Items from a figure collection:
* * * * *
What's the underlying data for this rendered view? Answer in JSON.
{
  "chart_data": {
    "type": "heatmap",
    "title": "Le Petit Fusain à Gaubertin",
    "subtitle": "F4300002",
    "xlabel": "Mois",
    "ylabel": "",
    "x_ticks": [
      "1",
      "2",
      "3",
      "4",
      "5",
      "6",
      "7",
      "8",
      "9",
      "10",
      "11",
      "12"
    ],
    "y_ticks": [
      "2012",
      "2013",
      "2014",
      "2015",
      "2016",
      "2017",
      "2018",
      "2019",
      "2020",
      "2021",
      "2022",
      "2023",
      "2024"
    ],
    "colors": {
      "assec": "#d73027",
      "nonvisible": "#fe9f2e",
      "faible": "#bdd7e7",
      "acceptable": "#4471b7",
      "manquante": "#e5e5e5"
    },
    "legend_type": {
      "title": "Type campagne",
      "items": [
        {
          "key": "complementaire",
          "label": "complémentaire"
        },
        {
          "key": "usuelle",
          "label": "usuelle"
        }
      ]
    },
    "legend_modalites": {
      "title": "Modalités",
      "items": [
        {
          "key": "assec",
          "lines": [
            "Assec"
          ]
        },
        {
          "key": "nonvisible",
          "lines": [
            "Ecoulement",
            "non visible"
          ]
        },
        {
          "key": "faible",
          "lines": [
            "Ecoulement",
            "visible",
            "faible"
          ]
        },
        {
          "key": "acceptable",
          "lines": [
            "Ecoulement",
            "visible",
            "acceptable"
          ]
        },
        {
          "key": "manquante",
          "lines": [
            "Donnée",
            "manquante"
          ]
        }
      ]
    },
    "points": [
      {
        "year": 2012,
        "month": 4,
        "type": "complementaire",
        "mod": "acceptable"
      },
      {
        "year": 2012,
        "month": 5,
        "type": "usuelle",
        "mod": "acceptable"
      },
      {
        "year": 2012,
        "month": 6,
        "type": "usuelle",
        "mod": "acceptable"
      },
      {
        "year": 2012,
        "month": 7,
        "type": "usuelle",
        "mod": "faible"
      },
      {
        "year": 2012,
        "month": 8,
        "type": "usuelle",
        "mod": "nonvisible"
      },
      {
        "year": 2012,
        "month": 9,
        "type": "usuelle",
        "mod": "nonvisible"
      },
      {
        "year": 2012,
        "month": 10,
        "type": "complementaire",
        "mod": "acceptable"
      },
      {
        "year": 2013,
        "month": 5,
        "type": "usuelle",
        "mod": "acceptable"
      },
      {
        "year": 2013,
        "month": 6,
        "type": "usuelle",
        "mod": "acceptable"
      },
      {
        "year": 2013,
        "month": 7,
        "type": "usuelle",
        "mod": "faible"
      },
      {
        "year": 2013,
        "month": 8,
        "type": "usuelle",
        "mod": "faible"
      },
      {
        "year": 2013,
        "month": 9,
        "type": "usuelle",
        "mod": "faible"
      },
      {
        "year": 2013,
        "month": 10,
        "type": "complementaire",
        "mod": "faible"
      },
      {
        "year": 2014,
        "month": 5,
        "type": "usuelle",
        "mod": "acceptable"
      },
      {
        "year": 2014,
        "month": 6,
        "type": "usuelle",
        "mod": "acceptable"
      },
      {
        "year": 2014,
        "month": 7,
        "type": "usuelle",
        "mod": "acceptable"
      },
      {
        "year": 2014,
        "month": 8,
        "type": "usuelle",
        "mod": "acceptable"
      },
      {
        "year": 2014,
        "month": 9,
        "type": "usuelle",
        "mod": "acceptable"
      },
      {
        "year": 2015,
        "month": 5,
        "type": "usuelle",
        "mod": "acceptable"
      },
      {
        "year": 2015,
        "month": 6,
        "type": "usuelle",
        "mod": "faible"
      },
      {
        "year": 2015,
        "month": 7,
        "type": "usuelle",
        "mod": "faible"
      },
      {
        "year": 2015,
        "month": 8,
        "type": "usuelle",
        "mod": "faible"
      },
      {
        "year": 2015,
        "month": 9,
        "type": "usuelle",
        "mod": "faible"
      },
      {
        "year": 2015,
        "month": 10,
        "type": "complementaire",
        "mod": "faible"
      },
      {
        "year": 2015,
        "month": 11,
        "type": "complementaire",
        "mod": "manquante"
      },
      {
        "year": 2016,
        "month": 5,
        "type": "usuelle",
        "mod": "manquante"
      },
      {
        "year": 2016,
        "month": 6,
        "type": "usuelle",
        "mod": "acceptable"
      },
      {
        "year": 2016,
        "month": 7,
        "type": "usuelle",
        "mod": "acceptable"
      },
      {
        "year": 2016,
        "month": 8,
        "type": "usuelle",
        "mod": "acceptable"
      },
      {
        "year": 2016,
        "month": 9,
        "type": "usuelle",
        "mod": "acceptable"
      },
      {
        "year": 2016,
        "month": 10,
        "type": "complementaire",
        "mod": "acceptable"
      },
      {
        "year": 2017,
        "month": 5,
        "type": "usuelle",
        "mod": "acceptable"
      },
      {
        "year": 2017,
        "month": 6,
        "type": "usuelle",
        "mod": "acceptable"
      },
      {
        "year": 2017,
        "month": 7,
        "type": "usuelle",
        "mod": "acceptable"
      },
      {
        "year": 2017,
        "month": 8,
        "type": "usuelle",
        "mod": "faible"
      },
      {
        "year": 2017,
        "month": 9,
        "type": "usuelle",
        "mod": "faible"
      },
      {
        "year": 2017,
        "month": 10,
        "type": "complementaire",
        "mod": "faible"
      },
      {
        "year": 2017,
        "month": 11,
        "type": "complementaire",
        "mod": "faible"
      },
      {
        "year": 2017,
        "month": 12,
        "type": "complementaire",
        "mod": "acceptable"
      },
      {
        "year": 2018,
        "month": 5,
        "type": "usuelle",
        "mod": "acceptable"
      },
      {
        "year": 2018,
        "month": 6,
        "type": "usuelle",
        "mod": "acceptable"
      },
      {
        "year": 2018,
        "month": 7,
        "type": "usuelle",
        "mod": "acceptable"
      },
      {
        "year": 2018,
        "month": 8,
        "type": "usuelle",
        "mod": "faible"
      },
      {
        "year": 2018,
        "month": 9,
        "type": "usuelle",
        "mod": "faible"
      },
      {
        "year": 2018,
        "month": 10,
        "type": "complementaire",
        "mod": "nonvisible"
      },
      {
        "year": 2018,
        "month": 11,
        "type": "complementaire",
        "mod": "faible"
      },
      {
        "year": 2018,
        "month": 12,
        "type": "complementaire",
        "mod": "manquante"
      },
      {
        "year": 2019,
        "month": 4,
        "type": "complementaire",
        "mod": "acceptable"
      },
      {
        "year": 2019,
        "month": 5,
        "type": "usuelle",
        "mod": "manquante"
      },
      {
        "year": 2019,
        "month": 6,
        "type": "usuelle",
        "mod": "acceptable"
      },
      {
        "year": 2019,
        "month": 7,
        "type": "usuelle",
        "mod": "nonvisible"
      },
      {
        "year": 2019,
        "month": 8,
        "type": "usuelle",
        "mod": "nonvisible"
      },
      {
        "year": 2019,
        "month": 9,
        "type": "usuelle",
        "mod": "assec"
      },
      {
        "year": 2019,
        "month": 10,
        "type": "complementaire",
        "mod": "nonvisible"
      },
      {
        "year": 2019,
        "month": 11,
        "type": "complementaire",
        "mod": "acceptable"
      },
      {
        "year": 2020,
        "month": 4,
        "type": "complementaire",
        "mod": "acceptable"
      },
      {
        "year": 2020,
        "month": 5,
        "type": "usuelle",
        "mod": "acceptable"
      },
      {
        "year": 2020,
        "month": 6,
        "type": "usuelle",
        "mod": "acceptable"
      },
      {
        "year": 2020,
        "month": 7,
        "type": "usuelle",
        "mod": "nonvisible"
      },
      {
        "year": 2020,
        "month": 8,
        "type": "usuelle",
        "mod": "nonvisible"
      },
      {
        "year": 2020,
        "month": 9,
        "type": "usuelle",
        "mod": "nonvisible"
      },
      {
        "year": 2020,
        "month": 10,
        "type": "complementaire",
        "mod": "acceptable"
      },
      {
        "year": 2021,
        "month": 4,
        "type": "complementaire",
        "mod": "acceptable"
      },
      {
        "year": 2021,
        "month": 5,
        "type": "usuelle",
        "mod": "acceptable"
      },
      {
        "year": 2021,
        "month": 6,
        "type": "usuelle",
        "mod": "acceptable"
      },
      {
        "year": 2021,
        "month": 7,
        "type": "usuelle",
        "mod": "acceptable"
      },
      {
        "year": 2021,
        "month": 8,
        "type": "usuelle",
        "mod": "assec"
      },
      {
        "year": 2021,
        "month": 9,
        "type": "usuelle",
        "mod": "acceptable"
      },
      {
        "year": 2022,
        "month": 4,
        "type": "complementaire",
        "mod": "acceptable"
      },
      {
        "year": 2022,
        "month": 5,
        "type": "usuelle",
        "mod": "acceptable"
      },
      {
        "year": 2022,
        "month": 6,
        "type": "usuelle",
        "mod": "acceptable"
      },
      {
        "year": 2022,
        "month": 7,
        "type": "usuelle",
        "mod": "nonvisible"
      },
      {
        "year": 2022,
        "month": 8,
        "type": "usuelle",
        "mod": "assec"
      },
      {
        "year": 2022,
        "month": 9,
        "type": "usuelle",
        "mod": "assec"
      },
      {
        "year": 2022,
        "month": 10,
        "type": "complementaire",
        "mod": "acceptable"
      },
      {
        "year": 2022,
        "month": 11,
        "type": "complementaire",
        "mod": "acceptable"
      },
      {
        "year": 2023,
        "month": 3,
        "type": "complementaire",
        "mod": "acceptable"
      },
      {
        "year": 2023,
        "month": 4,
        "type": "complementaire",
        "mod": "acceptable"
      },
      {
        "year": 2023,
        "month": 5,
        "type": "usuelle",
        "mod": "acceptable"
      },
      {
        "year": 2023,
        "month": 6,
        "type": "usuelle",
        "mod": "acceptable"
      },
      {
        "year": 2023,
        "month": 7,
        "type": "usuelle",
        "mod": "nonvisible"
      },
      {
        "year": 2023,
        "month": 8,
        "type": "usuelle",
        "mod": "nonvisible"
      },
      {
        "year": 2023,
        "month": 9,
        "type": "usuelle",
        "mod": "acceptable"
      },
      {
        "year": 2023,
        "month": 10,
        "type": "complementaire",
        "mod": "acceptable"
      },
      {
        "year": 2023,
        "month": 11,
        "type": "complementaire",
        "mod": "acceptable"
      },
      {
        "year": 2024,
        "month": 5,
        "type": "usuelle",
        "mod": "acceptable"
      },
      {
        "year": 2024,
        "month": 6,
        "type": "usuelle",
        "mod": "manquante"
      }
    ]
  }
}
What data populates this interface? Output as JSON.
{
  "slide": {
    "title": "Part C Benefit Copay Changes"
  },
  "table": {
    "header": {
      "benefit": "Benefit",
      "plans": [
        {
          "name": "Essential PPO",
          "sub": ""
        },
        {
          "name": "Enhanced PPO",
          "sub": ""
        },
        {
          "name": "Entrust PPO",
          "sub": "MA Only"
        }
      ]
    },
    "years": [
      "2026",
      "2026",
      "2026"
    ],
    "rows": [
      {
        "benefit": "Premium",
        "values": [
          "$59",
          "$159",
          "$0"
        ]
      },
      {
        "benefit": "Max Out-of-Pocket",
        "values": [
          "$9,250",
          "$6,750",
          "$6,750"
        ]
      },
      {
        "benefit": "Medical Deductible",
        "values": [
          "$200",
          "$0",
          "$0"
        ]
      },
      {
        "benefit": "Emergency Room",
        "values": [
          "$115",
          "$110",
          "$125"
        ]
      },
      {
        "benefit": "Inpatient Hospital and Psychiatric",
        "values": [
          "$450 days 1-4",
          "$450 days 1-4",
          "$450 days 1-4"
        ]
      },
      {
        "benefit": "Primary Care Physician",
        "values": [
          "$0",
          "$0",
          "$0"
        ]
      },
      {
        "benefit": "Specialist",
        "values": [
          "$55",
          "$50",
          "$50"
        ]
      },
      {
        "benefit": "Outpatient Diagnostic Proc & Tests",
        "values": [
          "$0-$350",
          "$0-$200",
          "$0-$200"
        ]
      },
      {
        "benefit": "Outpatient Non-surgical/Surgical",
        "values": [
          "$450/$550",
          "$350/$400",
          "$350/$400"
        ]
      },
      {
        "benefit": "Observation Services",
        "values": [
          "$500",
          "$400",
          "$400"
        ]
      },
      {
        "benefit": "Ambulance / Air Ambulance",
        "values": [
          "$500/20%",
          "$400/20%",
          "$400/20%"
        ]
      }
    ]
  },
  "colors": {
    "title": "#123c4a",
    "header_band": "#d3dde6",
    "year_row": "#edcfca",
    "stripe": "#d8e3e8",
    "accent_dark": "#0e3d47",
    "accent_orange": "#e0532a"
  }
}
* * * * *
EXERCISE AIM:
Pick out all the lines with the word "this" in them and copy them.

FINISHED ANSWER:
What's the underlying data for this rendered view? Answer in JSON.
What data populates this interface? Output as JSON.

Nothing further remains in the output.